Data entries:
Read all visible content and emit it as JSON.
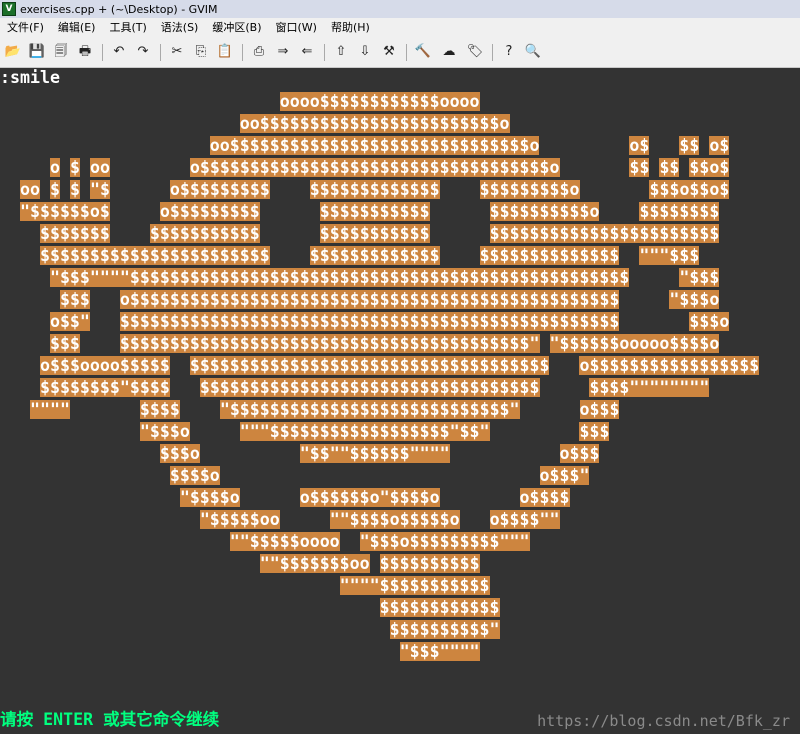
{
  "window": {
    "title": "exercises.cpp + (~\\Desktop) - GVIM"
  },
  "menubar": {
    "items": [
      "文件(F)",
      "编辑(E)",
      "工具(T)",
      "语法(S)",
      "缓冲区(B)",
      "窗口(W)",
      "帮助(H)"
    ]
  },
  "toolbar": {
    "buttons": [
      {
        "name": "open-icon",
        "glyph": "📂"
      },
      {
        "name": "save-icon",
        "glyph": "💾"
      },
      {
        "name": "save-all-icon",
        "glyph": "🗐"
      },
      {
        "name": "print-icon",
        "glyph": "🖶"
      },
      {
        "name": "undo-icon",
        "glyph": "↶"
      },
      {
        "name": "redo-icon",
        "glyph": "↷"
      },
      {
        "name": "cut-icon",
        "glyph": "✂"
      },
      {
        "name": "copy-icon",
        "glyph": "⎘"
      },
      {
        "name": "paste-icon",
        "glyph": "📋"
      },
      {
        "name": "find-replace-icon",
        "glyph": "⎙"
      },
      {
        "name": "find-next-icon",
        "glyph": "⇒"
      },
      {
        "name": "find-prev-icon",
        "glyph": "⇐"
      },
      {
        "name": "load-session-icon",
        "glyph": "⇧"
      },
      {
        "name": "save-session-icon",
        "glyph": "⇩"
      },
      {
        "name": "run-script-icon",
        "glyph": "⚒"
      },
      {
        "name": "make-icon",
        "glyph": "🔨"
      },
      {
        "name": "shell-icon",
        "glyph": "☁"
      },
      {
        "name": "tags-icon",
        "glyph": "🏷"
      },
      {
        "name": "help-icon",
        "glyph": "?"
      },
      {
        "name": "search-help-icon",
        "glyph": "🔍"
      }
    ]
  },
  "editor": {
    "command": ":smile",
    "art_lines": [
      "                            oooo$$$$$$$$$$$$oooo",
      "                        oo$$$$$$$$$$$$$$$$$$$$$$$$o",
      "                     oo$$$$$$$$$$$$$$$$$$$$$$$$$$$$$$o         o$   $$ o$",
      "     o $ oo        o$$$$$$$$$$$$$$$$$$$$$$$$$$$$$$$$$$$o       $$ $$ $$o$",
      "  oo $ $ \"$      o$$$$$$$$$    $$$$$$$$$$$$$    $$$$$$$$$o       $$$o$$o$",
      "  \"$$$$$$o$     o$$$$$$$$$      $$$$$$$$$$$      $$$$$$$$$$o    $$$$$$$$",
      "    $$$$$$$    $$$$$$$$$$$      $$$$$$$$$$$      $$$$$$$$$$$$$$$$$$$$$$$",
      "    $$$$$$$$$$$$$$$$$$$$$$$    $$$$$$$$$$$$$    $$$$$$$$$$$$$$  \"\"\"$$$",
      "     \"$$$\"\"\"\"$$$$$$$$$$$$$$$$$$$$$$$$$$$$$$$$$$$$$$$$$$$$$$$$$$     \"$$$",
      "      $$$   o$$$$$$$$$$$$$$$$$$$$$$$$$$$$$$$$$$$$$$$$$$$$$$$$$     \"$$$o",
      "     o$$\"   $$$$$$$$$$$$$$$$$$$$$$$$$$$$$$$$$$$$$$$$$$$$$$$$$$       $$$o",
      "     $$$    $$$$$$$$$$$$$$$$$$$$$$$$$$$$$$$$$$$$$$$$$\" \"$$$$$$ooooo$$$$o",
      "    o$$$oooo$$$$$  $$$$$$$$$$$$$$$$$$$$$$$$$$$$$$$$$$$$   o$$$$$$$$$$$$$$$$$",
      "    $$$$$$$$\"$$$$   $$$$$$$$$$$$$$$$$$$$$$$$$$$$$$$$$$     $$$$\"\"\"\"\"\"\"\"",
      "   \"\"\"\"       $$$$    \"$$$$$$$$$$$$$$$$$$$$$$$$$$$$\"      o$$$",
      "              \"$$$o     \"\"\"$$$$$$$$$$$$$$$$$$\"$$\"         $$$",
      "                $$$o          \"$$\"\"$$$$$$\"\"\"\"           o$$$",
      "                 $$$$o                                o$$$\"",
      "                  \"$$$$o      o$$$$$$o\"$$$$o        o$$$$",
      "                    \"$$$$$oo     \"\"$$$$o$$$$$o   o$$$$\"\"",
      "                       \"\"$$$$$oooo  \"$$$o$$$$$$$$$\"\"\"",
      "                          \"\"$$$$$$$oo $$$$$$$$$$",
      "                                  \"\"\"\"$$$$$$$$$$$",
      "                                      $$$$$$$$$$$$",
      "                                       $$$$$$$$$$\"",
      "                                        \"$$$\"\"\"\""
    ],
    "message": "请按 ENTER 或其它命令继续"
  },
  "watermark": "https://blog.csdn.net/Bfk_zr"
}
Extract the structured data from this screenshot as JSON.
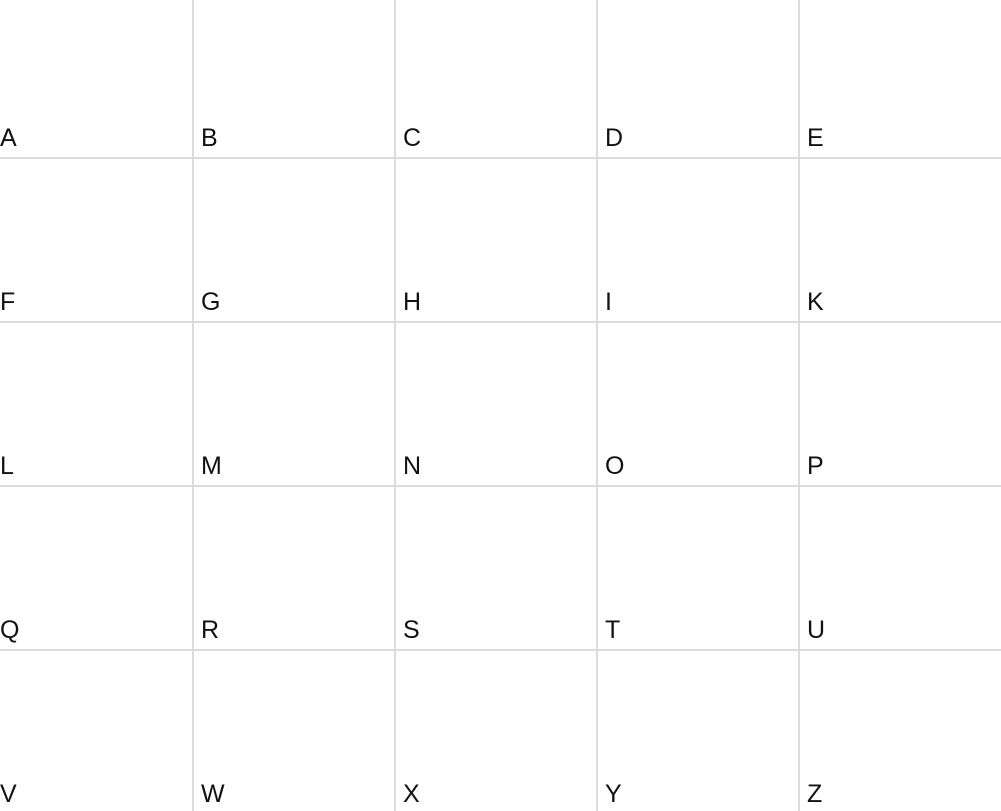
{
  "grid": {
    "rows": [
      [
        "A",
        "B",
        "C",
        "D",
        "E"
      ],
      [
        "F",
        "G",
        "H",
        "I",
        "K"
      ],
      [
        "L",
        "M",
        "N",
        "O",
        "P"
      ],
      [
        "Q",
        "R",
        "S",
        "T",
        "U"
      ],
      [
        "V",
        "W",
        "X",
        "Y",
        "Z"
      ]
    ]
  },
  "colors": {
    "background": "#ffffff",
    "grid_line": "#dcdcdc",
    "text": "#111111"
  }
}
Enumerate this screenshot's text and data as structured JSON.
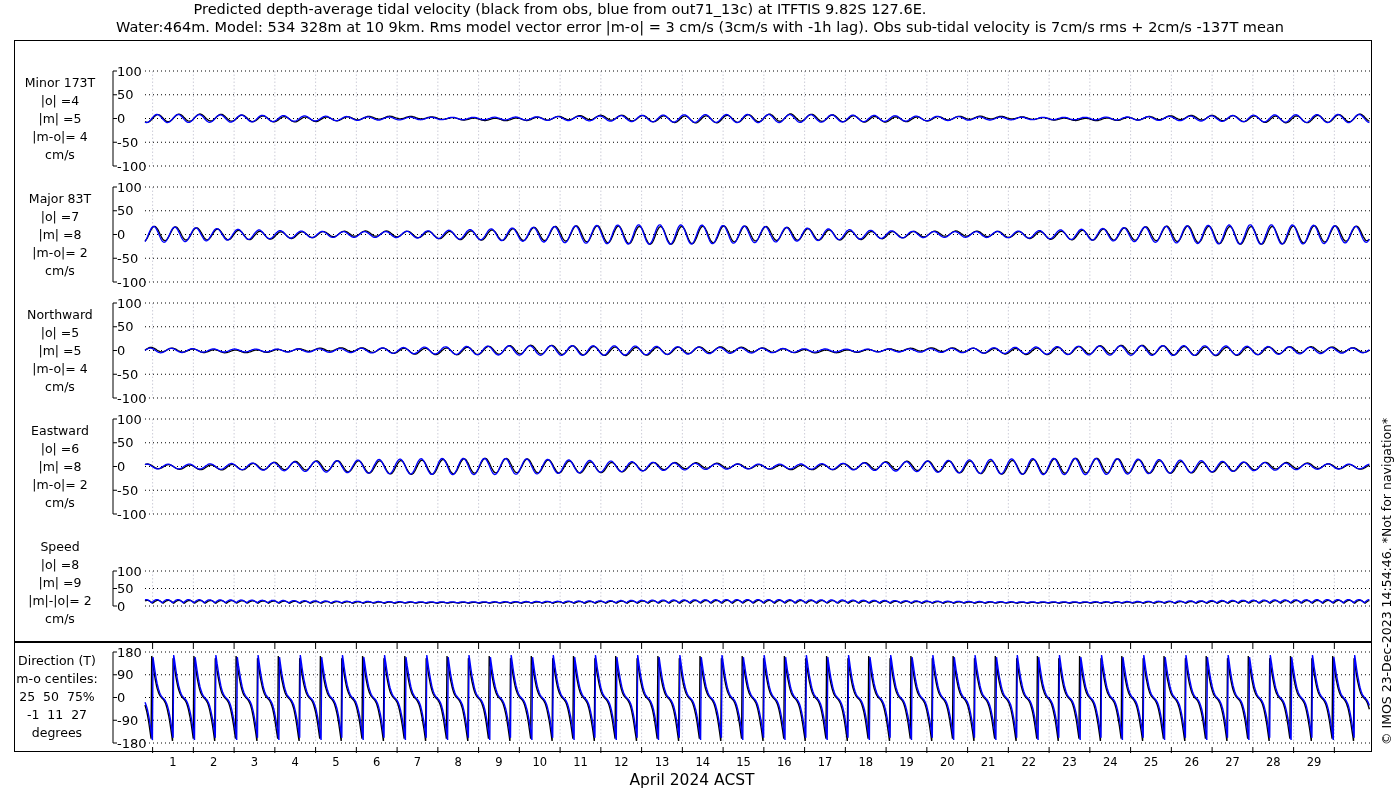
{
  "title_lines": [
    "Predicted depth-average tidal velocity (black from obs, blue from out71_13c) at ITFTIS 9.82S 127.6E.",
    "Water:464m. Model: 534 328m at 10 9km. Rms model vector error |m-o| = 3 cm/s (3cm/s with -1h lag). Obs sub-tidal velocity is 7cm/s rms + 2cm/s -137T mean"
  ],
  "panels": [
    {
      "kind": "velocity",
      "title": "Minor 173T",
      "stats": [
        "|o| =4",
        "|m| =5",
        "|m-o|= 4"
      ],
      "units": "cm/s",
      "yticks": [
        "100",
        "50",
        "0",
        "-50",
        "-100"
      ]
    },
    {
      "kind": "velocity",
      "title": "Major 83T",
      "stats": [
        "|o| =7",
        "|m| =8",
        "|m-o|= 2"
      ],
      "units": "cm/s",
      "yticks": [
        "100",
        "50",
        "0",
        "-50",
        "-100"
      ]
    },
    {
      "kind": "velocity",
      "title": "Northward",
      "stats": [
        "|o| =5",
        "|m| =5",
        "|m-o|= 4"
      ],
      "units": "cm/s",
      "yticks": [
        "100",
        "50",
        "0",
        "-50",
        "-100"
      ]
    },
    {
      "kind": "velocity",
      "title": "Eastward",
      "stats": [
        "|o| =6",
        "|m| =8",
        "|m-o|= 2"
      ],
      "units": "cm/s",
      "yticks": [
        "100",
        "50",
        "0",
        "-50",
        "-100"
      ]
    },
    {
      "kind": "speed",
      "title": "Speed",
      "stats": [
        "|o| =8",
        "|m| =9",
        "|m|-|o|= 2"
      ],
      "units": "cm/s",
      "yticks": [
        "100",
        "50",
        "0"
      ]
    }
  ],
  "direction": {
    "kind": "direction",
    "lines": [
      "Direction (T)",
      "m-o centiles:",
      "25  50  75%",
      "-1  11  27",
      "degrees"
    ],
    "yticks": [
      "180",
      "90",
      "0",
      "-90",
      "-180"
    ]
  },
  "days": [
    "1",
    "2",
    "3",
    "4",
    "5",
    "6",
    "7",
    "8",
    "9",
    "10",
    "11",
    "12",
    "13",
    "14",
    "15",
    "16",
    "17",
    "18",
    "19",
    "20",
    "21",
    "22",
    "23",
    "24",
    "25",
    "26",
    "27",
    "28",
    "29"
  ],
  "xlabel": "April 2024 ACST",
  "credit": "© IMOS 23-Dec-2023 14:54:46. *Not for navigation*"
}
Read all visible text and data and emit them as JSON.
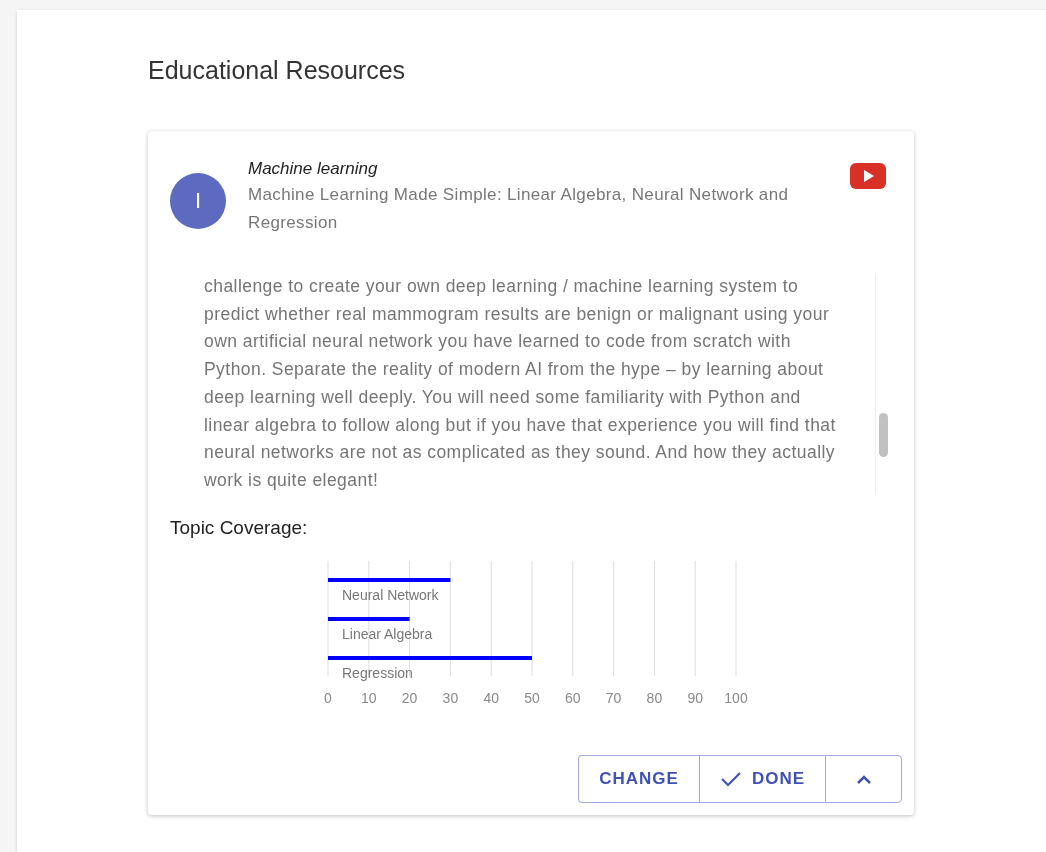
{
  "page": {
    "title": "Educational Resources"
  },
  "resource": {
    "avatar": "I",
    "topic": "Machine learning",
    "title": "Machine Learning Made Simple: Linear Algebra, Neural Network and Regression",
    "description": "challenge to create your own deep learning / machine learning system to predict whether real mammogram results are benign or malignant using your own artificial neural network you have learned to code from scratch with Python. Separate the reality of modern AI from the hype – by learning about deep learning well deeply. You will need some familiarity with Python and linear algebra to follow along but if you have that experience you will find that neural networks are not as complicated as they sound. And how they actually work is quite elegant!"
  },
  "coverage": {
    "label": "Topic Coverage:",
    "chart_data": {
      "type": "bar",
      "orientation": "horizontal",
      "categories": [
        "Neural Network",
        "Linear Algebra",
        "Regression"
      ],
      "series": [
        {
          "color": "#0000ff",
          "values": [
            30,
            20,
            50
          ]
        }
      ],
      "grid": true,
      "xlim": [
        0,
        100
      ],
      "xticks": [
        0,
        10,
        20,
        30,
        40,
        50,
        60,
        70,
        80,
        90,
        100
      ]
    }
  },
  "actions": [
    {
      "kind": "text",
      "label": "CHANGE"
    },
    {
      "kind": "check",
      "label": "DONE"
    },
    {
      "kind": "collapse"
    }
  ]
}
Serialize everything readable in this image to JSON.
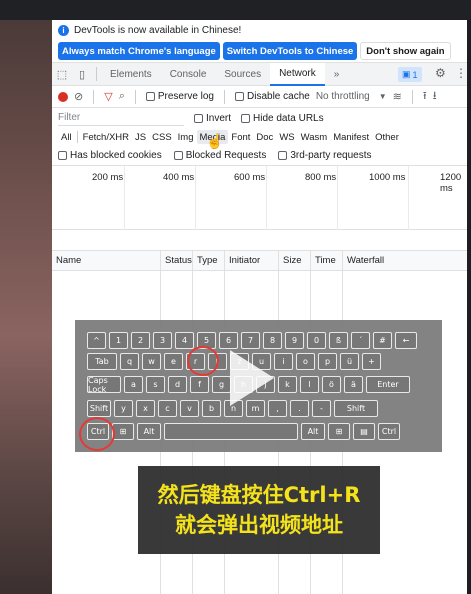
{
  "infobar": {
    "message": "DevTools is now available in Chinese!",
    "btn_match": "Always match Chrome's language",
    "btn_switch": "Switch DevTools to Chinese",
    "btn_dismiss": "Don't show again"
  },
  "tabs": [
    "Elements",
    "Console",
    "Sources",
    "Network"
  ],
  "tabs_more": "»",
  "issues_count": "1",
  "toolbar": {
    "preserve_log": "Preserve log",
    "disable_cache": "Disable cache",
    "throttling": "No throttling"
  },
  "filter": {
    "placeholder": "Filter",
    "invert": "Invert",
    "hide_data_urls": "Hide data URLs"
  },
  "types": [
    "All",
    "Fetch/XHR",
    "JS",
    "CSS",
    "Img",
    "Media",
    "Font",
    "Doc",
    "WS",
    "Wasm",
    "Manifest",
    "Other"
  ],
  "blocked": {
    "has_blocked_cookies": "Has blocked cookies",
    "blocked_requests": "Blocked Requests",
    "third_party": "3rd-party requests"
  },
  "timeline_ticks": [
    "200 ms",
    "400 ms",
    "600 ms",
    "800 ms",
    "1000 ms",
    "1200 ms"
  ],
  "columns": [
    "Name",
    "Status",
    "Type",
    "Initiator",
    "Size",
    "Time",
    "Waterfall"
  ],
  "keyboard": {
    "row1": [
      "^",
      "1",
      "2",
      "3",
      "4",
      "5",
      "6",
      "7",
      "8",
      "9",
      "0",
      "ß",
      "´",
      "#",
      "←"
    ],
    "row2": [
      "Tab",
      "q",
      "w",
      "e",
      "r",
      "t",
      "z",
      "u",
      "i",
      "o",
      "p",
      "ü",
      "+"
    ],
    "row3": [
      "Caps Lock",
      "a",
      "s",
      "d",
      "f",
      "g",
      "h",
      "j",
      "k",
      "l",
      "ö",
      "ä",
      "Enter"
    ],
    "row4": [
      "Shift",
      "y",
      "x",
      "c",
      "v",
      "b",
      "n",
      "m",
      ",",
      ".",
      "-",
      "Shift"
    ],
    "row5": [
      "Ctrl",
      "⊞",
      "Alt",
      "",
      "Alt",
      "⊞",
      "▤",
      "Ctrl"
    ]
  },
  "caption": {
    "line1": "然后键盘按住Ctrl+R",
    "line2": "就会弹出视频地址"
  },
  "colors": {
    "accent": "#1a73e8",
    "record": "#d93025",
    "caption_text": "#f4e21b",
    "highlight_circle": "#e53935"
  }
}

:: TO DO ::
Every line that holds the string "structured" should be returned.

:: TASK SOLUTION ::
Extract the structured data from this screenshot as JSON.
Enumerate this screenshot's text and data as structured JSON.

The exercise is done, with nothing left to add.